• [Lesetext]:
- - -
Der Eingang zur Burgruine Stahlberg bei Bacharach
Der Eingang zur Burgruine Stahlberg bei Bacharach
Auf der Ruine der Burg Stahlberg bei Bacharach
Auf der Ruine der Burg Stahlberg bei Bacharach

Wenig später führt mich der Wanderweg oberhalb Steegs zurück in Richtung Bacharach. Immer wieder bleibe ich stehen und blicke zurück, um der Ruine noch einen letzten traumhaften Anblick abzuringen. Zu majestätisch steht sie selbst jetzt noch, halb zerfallen und vergehend.

Bevor es wieder hinab ins Tal und damit nach Bacharach geht, führt mich der Weg auch hier durch die gelbgrüne Färbung des Weinlaubs. Einmal mehr eine Mischung aus bewirtschafteten und verwucherten, weil offen gelassenen Anbauflächen. An einigen der nicht mehr genutzten Stöcke hängen sogar noch Trauben. Ich pflücke mir welche davon ab und koste sie. Viel zu reif zerplatzen sie in meinem Mund und geben ihren zuckersüßen Saft frei. Die Sonne eines ganzen Sommers steckt in diesen Früchten, die ganz leicht nach Zitrone schmecken.
- - -
• [Material]:
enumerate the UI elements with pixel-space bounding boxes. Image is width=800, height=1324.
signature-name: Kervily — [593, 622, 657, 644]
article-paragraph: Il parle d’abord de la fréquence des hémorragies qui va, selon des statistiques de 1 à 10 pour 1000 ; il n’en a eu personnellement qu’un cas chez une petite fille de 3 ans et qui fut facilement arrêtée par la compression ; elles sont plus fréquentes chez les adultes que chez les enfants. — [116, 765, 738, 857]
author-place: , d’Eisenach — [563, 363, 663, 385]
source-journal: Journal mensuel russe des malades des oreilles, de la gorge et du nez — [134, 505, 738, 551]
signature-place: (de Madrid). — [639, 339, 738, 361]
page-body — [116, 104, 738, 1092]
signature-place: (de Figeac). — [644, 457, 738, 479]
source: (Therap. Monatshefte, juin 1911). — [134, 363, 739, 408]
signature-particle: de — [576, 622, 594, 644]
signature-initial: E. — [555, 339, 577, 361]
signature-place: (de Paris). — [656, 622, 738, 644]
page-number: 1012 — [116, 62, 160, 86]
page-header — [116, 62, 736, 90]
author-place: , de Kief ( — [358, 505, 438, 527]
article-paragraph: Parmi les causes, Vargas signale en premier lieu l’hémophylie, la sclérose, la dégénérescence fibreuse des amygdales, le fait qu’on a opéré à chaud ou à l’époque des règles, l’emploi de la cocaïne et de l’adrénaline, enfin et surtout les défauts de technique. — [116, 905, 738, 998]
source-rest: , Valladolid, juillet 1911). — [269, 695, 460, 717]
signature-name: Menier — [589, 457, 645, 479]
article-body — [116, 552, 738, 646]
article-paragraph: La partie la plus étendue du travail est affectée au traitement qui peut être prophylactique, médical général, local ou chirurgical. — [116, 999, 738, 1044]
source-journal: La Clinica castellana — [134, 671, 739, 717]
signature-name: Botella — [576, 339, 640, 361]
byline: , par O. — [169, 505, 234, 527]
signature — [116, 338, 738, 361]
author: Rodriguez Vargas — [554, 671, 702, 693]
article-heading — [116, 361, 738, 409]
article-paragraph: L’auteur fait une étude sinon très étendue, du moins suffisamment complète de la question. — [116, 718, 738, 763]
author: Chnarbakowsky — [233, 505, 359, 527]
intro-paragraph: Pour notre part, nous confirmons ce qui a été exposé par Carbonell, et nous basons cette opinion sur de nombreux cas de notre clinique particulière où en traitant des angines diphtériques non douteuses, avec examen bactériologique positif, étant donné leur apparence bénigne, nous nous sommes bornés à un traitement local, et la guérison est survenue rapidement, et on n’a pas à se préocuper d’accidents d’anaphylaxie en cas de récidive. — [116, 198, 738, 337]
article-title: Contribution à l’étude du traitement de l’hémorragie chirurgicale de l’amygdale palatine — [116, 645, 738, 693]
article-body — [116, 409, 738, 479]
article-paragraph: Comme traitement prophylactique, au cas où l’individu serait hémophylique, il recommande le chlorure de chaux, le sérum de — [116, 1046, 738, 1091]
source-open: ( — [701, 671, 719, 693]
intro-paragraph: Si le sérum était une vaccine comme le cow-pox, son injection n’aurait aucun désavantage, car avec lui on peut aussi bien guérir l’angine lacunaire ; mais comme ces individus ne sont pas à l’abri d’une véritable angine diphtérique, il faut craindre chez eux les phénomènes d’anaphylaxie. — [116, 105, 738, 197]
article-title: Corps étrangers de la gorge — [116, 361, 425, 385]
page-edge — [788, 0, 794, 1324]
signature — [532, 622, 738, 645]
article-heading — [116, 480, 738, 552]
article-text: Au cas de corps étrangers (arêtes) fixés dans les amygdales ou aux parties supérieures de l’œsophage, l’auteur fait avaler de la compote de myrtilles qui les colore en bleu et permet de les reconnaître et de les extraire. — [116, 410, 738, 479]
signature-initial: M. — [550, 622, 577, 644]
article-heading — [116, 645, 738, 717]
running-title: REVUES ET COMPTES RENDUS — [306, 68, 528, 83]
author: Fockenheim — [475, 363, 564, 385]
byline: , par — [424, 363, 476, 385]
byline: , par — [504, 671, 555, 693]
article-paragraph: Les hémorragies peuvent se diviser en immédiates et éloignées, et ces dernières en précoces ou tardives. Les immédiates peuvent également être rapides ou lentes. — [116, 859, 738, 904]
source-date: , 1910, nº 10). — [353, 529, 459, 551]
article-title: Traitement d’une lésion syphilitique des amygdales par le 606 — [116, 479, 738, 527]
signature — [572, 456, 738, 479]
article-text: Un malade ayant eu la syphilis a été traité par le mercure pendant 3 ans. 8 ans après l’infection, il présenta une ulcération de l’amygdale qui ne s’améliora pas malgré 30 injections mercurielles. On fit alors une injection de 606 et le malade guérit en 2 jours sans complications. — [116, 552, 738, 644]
- - -
• [Aufgaben]:
**A.** Zähle alle Eigennamen auf, die im Wanderbericht vorkommen, jeden nur einmal.
**B.** Schreibe den Wanderbericht im Anschluss an seinen letzten Satz weiter.
Das Material ist eigenständig und gehört nicht zum Wanderbericht.

• [Lösungen]:
**A.** Stahlberg, Bacharach, Steeg

**B.**
Abschied vom Mittelrhein

In Bacharach angekommen genieße ich die letzten Meter meiner Wanderung und lasse mich noch ein wenig durch den Ort treiben. Der ist erstaunlich gut erhalten und verzaubert mit jeder Menge Fachwerk und mittelalterlichen Bauten. Allein die Türme der ehemaligen Stadtmauer beeindrucken und ragen weit über die Dächer des Ortes hinaus. Und auch die Künstler des 19. Jahrhunderts wußten um diesen Ort. Unzählige Maler der Romantik hielten ihn in ihren Werken fest, für Viktor Hugo gehörte Bacharach zu den „schönsten Städten der Welt“. Dem kann ich nur zustimmen, als ich durch die engen Gassen und faszinierenden Bauten schlendere.

Beim Abschied kommt mir dann doch nochmal die eingangs erwähnte Melodie in den Sinn. Auch wenn mir der Text dazu entfallen ist, höre ich die Sehnsucht nach einem Ort zum Verlieben aus der Musik heraus. Ich wünschte, ich hätte einfach mehr Zeit und könnte die Energie dieses wunderbaren Bacharach noch etwas länger auf mich wirken lassen. Stattdessen laufe ich zum Bahnhof, stecke mir meine Kopfhörer in die Ohren und lausche den Klängen des Jazz-Virtuosen. Während am Fenster die Burgen und Schlösser des Mittelrheins gemächlich vorbeiziehen, schmerzt es mich, schon wieder loslassen zu müssen. Einfach nur schön waren die letzten drei Tage und die Eindrücke, die ich auf dem RheinBurgenWeg und auf dem Rheinsteig sammeln durfte. Nein, hier habe ich irgendwie noch nicht ganz abgeschlossen. Hier muss ich unbedingt nochmal herkommen…

Tipps & Infos

HINKOMMEN.
Mit der Bahn direkt bis Bahnhof Bacharach. Der Wanderweg startet und endet dort.
Mit dem Auto bis zum Parkplatz am Bahnhof. Der liegt direkt am Rhein und wird dank sauberem Toilettenhäuschen auch gern von Campern genutzt.

AUSRÜSTUNG.
Für diese Wanderung benötigt es lediglich etwas Ausdauer und festes Schuhwerk für die Waldwege.

UNTERKUNFT.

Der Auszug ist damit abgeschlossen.